== Exercise goal ==
Pick out every line of the entries below where "болт" occurs, and copy those lines.

═══ Input data ═══

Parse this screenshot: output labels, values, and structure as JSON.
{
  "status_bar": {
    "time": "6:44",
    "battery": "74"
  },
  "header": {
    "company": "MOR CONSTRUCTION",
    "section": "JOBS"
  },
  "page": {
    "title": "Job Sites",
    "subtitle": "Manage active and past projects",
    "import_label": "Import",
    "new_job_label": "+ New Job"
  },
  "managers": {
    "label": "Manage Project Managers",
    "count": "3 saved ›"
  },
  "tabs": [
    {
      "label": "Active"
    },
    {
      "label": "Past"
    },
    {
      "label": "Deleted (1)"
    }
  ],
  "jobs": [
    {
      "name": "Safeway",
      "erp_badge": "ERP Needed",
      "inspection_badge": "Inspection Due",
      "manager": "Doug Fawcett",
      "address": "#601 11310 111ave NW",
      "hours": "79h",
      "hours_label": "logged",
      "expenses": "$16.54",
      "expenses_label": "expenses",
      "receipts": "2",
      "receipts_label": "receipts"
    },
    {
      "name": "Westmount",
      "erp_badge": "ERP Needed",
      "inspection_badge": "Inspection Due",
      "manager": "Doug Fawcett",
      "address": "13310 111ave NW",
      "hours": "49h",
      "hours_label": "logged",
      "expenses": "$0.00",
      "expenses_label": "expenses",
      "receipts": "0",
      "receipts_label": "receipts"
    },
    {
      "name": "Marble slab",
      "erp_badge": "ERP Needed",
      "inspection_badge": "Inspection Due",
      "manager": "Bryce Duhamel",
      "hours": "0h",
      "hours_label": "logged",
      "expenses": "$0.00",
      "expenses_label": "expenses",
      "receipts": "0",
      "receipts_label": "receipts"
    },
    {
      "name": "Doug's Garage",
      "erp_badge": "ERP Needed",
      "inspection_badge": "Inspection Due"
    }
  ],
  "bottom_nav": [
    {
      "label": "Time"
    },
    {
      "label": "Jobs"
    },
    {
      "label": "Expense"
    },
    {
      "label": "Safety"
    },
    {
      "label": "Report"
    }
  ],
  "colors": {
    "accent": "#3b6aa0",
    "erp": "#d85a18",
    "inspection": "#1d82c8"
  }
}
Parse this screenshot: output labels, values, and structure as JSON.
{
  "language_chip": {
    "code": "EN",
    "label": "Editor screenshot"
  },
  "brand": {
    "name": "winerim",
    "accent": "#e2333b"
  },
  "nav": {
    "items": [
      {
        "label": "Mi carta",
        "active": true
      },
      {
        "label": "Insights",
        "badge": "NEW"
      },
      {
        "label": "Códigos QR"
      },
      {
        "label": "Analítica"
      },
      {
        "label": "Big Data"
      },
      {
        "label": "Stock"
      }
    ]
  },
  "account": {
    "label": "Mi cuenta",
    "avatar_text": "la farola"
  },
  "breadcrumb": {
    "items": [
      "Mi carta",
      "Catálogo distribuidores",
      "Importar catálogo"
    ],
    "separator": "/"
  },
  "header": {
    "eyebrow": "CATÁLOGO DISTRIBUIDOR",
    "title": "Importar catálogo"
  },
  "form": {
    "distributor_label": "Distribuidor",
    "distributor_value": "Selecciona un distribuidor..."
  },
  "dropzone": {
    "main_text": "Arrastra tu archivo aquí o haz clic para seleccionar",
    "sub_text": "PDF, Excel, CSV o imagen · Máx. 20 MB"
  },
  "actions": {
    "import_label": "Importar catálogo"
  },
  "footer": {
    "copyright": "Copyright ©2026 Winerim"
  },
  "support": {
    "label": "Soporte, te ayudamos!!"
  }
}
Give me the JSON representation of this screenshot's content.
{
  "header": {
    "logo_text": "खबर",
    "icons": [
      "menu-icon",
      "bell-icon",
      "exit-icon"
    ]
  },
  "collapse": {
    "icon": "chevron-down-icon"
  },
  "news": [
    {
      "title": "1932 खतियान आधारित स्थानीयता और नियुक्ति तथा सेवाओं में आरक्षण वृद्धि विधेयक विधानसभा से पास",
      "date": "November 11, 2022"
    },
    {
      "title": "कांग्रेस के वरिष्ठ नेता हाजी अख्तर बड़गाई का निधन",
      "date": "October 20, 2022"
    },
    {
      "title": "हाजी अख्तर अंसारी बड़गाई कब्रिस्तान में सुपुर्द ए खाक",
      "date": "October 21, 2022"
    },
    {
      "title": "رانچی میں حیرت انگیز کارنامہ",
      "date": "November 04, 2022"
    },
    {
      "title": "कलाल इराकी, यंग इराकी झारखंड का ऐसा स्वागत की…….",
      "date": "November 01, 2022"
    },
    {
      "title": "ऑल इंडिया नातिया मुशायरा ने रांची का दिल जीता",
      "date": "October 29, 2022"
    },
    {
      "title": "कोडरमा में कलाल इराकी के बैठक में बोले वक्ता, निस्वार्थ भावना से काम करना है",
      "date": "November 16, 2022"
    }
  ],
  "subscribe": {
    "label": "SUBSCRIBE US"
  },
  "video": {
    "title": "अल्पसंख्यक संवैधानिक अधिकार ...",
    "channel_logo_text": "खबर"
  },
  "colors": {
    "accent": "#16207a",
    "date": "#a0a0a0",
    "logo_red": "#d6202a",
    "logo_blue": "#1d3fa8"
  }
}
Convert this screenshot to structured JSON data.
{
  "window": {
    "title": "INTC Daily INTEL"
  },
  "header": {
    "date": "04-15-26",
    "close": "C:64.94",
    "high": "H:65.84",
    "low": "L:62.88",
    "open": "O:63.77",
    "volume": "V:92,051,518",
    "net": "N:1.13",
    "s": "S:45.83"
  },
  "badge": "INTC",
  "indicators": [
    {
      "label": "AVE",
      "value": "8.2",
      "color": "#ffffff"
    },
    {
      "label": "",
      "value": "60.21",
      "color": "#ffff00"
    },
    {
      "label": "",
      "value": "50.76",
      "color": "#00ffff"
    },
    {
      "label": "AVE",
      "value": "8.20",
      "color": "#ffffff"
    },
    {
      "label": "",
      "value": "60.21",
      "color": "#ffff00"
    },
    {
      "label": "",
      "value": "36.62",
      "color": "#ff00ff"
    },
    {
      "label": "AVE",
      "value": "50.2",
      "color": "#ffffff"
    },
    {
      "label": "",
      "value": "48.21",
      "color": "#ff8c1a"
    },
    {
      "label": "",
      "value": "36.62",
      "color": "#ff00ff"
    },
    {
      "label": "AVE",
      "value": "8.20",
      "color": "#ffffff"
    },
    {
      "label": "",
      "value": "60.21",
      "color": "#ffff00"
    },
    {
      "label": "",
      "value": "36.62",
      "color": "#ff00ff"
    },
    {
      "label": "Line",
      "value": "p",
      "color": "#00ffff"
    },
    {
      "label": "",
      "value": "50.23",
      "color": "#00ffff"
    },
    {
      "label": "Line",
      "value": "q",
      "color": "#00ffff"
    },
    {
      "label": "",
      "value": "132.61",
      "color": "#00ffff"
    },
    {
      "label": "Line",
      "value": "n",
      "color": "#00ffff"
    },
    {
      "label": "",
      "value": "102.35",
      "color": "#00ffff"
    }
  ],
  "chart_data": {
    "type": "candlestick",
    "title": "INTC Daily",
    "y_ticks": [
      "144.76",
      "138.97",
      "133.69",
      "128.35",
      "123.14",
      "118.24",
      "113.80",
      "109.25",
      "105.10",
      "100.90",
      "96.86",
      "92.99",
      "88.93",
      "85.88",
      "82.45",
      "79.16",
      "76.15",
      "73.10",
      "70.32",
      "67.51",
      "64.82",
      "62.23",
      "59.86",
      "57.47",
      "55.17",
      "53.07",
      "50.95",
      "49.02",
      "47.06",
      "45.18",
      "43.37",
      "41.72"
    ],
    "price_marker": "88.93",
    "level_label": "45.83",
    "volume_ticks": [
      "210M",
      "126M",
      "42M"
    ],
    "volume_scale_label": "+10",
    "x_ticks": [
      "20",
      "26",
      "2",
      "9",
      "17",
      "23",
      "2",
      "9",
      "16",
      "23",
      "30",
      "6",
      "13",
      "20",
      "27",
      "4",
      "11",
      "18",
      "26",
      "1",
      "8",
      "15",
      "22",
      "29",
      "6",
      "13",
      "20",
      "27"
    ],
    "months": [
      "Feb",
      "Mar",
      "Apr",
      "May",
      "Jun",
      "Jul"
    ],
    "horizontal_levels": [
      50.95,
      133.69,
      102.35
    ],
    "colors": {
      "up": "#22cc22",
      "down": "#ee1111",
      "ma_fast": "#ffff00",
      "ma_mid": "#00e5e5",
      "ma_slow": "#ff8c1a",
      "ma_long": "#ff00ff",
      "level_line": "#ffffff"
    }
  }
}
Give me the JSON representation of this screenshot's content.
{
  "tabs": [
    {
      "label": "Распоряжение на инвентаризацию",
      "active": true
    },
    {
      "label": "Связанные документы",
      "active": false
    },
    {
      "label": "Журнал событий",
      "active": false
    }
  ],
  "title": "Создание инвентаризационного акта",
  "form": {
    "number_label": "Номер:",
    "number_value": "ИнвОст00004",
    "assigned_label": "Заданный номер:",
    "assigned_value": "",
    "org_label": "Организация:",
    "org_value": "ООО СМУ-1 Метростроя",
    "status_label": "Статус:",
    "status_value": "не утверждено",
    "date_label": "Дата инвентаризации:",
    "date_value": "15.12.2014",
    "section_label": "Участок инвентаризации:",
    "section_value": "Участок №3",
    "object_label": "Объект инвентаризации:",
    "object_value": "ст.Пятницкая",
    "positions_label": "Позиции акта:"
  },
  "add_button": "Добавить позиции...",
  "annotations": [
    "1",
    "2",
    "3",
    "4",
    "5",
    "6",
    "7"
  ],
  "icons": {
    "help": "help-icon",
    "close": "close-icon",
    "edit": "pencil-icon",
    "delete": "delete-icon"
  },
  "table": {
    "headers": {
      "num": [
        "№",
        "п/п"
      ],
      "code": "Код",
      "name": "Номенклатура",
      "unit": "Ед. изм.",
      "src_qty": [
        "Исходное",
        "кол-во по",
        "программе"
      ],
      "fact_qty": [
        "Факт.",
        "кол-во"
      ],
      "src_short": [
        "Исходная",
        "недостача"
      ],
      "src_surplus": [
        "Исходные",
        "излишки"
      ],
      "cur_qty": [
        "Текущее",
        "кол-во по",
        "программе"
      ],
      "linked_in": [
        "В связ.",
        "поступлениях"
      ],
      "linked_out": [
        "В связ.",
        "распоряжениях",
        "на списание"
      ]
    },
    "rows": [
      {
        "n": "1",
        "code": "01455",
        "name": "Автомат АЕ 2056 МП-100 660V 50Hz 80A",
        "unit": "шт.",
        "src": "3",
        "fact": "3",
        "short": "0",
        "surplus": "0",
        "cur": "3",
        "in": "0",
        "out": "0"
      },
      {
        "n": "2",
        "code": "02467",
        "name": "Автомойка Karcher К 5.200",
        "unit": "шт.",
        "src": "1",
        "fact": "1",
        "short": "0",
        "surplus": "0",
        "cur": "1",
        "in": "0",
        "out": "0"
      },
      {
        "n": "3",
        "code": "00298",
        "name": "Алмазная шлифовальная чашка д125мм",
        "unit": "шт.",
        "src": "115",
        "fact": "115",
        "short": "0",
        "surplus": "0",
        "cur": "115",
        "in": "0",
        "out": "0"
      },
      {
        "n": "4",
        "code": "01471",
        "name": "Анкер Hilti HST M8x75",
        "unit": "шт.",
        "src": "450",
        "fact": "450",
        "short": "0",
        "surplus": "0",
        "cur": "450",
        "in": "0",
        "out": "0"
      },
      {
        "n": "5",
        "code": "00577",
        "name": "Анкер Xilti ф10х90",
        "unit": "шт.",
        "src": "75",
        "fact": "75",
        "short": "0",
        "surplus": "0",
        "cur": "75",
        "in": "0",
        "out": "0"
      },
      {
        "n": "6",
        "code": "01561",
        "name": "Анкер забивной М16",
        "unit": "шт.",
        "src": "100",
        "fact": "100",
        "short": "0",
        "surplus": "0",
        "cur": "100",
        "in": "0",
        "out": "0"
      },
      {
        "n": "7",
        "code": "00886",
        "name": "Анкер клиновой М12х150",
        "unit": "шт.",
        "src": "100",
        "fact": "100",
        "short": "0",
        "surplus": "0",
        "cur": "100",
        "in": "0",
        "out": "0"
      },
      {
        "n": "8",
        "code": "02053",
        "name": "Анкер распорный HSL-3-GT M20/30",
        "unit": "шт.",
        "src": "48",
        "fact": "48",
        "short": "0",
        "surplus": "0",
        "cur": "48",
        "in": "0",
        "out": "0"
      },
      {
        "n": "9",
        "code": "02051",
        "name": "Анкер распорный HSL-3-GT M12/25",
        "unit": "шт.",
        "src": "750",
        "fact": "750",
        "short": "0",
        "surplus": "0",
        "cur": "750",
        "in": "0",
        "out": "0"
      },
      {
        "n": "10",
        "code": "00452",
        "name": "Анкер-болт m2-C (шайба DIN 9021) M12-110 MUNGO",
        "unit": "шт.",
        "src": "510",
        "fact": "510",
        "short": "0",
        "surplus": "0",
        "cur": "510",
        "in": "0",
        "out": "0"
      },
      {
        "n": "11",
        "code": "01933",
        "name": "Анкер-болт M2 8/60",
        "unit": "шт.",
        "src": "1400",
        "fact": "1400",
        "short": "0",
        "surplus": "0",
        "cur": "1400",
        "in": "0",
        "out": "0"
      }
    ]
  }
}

═══

== Exercise output ==
        "name": "Анкер-болт m2-C (шайба DIN 9021) M12-110 MUNGO",
        "name": "Анкер-болт M2 8/60",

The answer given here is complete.